• SUPPLIED MATERIAL:
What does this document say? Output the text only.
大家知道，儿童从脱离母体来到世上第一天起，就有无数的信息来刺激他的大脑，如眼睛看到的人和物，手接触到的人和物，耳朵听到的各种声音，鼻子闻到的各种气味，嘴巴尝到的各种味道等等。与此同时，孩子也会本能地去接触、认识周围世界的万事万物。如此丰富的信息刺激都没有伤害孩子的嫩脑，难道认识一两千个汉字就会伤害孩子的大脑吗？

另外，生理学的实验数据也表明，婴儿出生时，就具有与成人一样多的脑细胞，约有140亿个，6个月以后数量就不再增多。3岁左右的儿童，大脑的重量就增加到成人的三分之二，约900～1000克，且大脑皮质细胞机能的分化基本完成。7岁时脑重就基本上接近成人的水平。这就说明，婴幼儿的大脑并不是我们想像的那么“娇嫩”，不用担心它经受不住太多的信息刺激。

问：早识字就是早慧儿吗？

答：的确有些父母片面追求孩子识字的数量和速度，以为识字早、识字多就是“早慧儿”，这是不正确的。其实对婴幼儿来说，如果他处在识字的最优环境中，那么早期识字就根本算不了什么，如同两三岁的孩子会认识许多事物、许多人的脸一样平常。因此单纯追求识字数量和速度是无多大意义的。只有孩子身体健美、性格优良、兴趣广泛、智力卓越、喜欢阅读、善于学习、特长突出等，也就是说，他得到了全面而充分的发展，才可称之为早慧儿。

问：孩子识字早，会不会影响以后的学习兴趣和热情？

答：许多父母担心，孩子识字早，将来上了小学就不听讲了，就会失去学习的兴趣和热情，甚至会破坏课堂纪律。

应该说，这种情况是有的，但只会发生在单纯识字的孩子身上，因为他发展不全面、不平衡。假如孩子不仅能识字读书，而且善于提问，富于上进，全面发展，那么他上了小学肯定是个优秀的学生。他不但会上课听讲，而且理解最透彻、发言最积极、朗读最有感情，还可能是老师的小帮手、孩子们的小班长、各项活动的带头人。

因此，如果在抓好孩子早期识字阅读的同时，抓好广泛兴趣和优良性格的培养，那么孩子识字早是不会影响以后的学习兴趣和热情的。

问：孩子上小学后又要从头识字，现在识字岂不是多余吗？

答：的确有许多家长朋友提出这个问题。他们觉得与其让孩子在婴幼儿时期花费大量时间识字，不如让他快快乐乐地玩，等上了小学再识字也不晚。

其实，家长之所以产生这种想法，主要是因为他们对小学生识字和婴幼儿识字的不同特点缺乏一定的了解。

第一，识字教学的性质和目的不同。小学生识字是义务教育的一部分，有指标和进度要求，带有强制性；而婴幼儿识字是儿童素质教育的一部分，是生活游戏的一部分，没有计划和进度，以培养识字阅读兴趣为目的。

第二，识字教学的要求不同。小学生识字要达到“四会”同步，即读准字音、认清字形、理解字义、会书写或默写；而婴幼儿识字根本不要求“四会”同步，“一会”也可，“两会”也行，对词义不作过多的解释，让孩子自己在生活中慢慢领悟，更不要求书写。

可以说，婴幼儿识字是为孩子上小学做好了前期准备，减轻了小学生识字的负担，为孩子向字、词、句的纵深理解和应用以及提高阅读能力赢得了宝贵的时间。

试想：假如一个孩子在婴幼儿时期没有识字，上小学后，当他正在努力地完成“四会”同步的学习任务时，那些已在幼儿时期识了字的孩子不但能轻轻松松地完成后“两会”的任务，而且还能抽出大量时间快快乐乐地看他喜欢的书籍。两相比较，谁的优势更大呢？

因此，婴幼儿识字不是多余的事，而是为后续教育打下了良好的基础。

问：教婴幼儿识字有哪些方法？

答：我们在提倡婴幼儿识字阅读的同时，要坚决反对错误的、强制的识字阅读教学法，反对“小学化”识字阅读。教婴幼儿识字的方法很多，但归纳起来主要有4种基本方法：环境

• AIM: Please set down all the data word for word.

• FINAL ANSWER:
What does this document say? Output the text only.
大家知道，儿童从脱离母体来到世上第一天起，就有无数的信息来刺激他的大脑，如眼睛看到的人和物，手接触到的人和物，耳朵听到的各种声音，鼻子闻到的各种气味，嘴巴尝到的各种味道等等。与此同时，孩子也会本能地去接触、认识周围世界的万事万物。如此丰富的信息刺激都没有伤害孩子的嫩脑，难道认识一两千个汉字就会伤害孩子的大脑吗？

另外，生理学的实验数据也表明，婴儿出生时，就具有与成人一样多的脑细胞，约有140亿个，6个月以后数量就不再增多。3岁左右的儿童，大脑的重量就增加到成人的三分之二，约900～1000克，且大脑皮质细胞机能的分化基本完成。7岁时脑重就基本上接近成人的水平。这就说明，婴幼儿的大脑并不是我们想像的那么“娇嫩”，不用担心它经受不住太多的信息刺激。

问：早识字就是早慧儿吗？

答：的确有些父母片面追求孩子识字的数量和速度，以为识字早、识字多就是“早慧儿”，这是不正确的。其实对婴幼儿来说，如果他处在识字的最优环境中，那么早期识字就根本算不了什么，如同两三岁的孩子会认识许多事物、许多人的脸一样平常。因此单纯追求识字数量和速度是无多大意义的。只有孩子身体健美、性格优良、兴趣广泛、智力卓越、喜欢阅读、善于学习、特长突出等，也就是说，他得到了全面而充分的发展，才可称之为早慧儿。

问：孩子识字早，会不会影响以后的学习兴趣和热情？

答：许多父母担心，孩子识字早，将来上了小学就不听讲了，就会失去学习的兴趣和热情，甚至会破坏课堂纪律。

应该说，这种情况是有的，但只会发生在单纯识字的孩子身上，因为他发展不全面、不平衡。假如孩子不仅能识字读书，而且善于提问，富于上进，全面发展，那么他上了小学肯定是个优秀的学生。他不但会上课听讲，而且理解最透彻、发言最积极、朗读最有感情，还可能是老师的小帮手、孩子们的小班长、各项活动的带头人。

因此，如果在抓好孩子早期识字阅读的同时，抓好广泛兴趣和优良性格的培养，那么孩子识字早是不会影响以后的学习兴趣和热情的。

问：孩子上小学后又要从头识字，现在识字岂不是多余吗？

答：的确有许多家长朋友提出这个问题。他们觉得与其让孩子在婴幼儿时期花费大量时间识字，不如让他快快乐乐地玩，等上了小学再识字也不晚。

其实，家长之所以产生这种想法，主要是因为他们对小学生识字和婴幼儿识字的不同特点缺乏一定的了解。

第一，识字教学的性质和目的不同。小学生识字是义务教育的一部分，有指标和进度要求，带有强制性；而婴幼儿识字是儿童素质教育的一部分，是生活游戏的一部分，没有计划和进度，以培养识字阅读兴趣为目的。

第二，识字教学的要求不同。小学生识字要达到“四会”同步，即读准字音、认清字形、理解字义、会书写或默写；而婴幼儿识字根本不要求“四会”同步，“一会”也可，“两会”也行，对词义不作过多的解释，让孩子自己在生活中慢慢领悟，更不要求书写。

可以说，婴幼儿识字是为孩子上小学做好了前期准备，减轻了小学生识字的负担，为孩子向字、词、句的纵深理解和应用以及提高阅读能力赢得了宝贵的时间。

试想：假如一个孩子在婴幼儿时期没有识字，上小学后，当他正在努力地完成“四会”同步的学习任务时，那些已在幼儿时期识了字的孩子不但能轻轻松松地完成后“两会”的任务，而且还能抽出大量时间快快乐乐地看他喜欢的书籍。两相比较，谁的优势更大呢？

因此，婴幼儿识字不是多余的事，而是为后续教育打下了良好的基础。

问：教婴幼儿识字有哪些方法？

答：我们在提倡婴幼儿识字阅读的同时，要坚决反对错误的、强制的识字阅读教学法，反对“小学化”识字阅读。教婴幼儿识字的方法很多，但归纳起来主要有4种基本方法：环境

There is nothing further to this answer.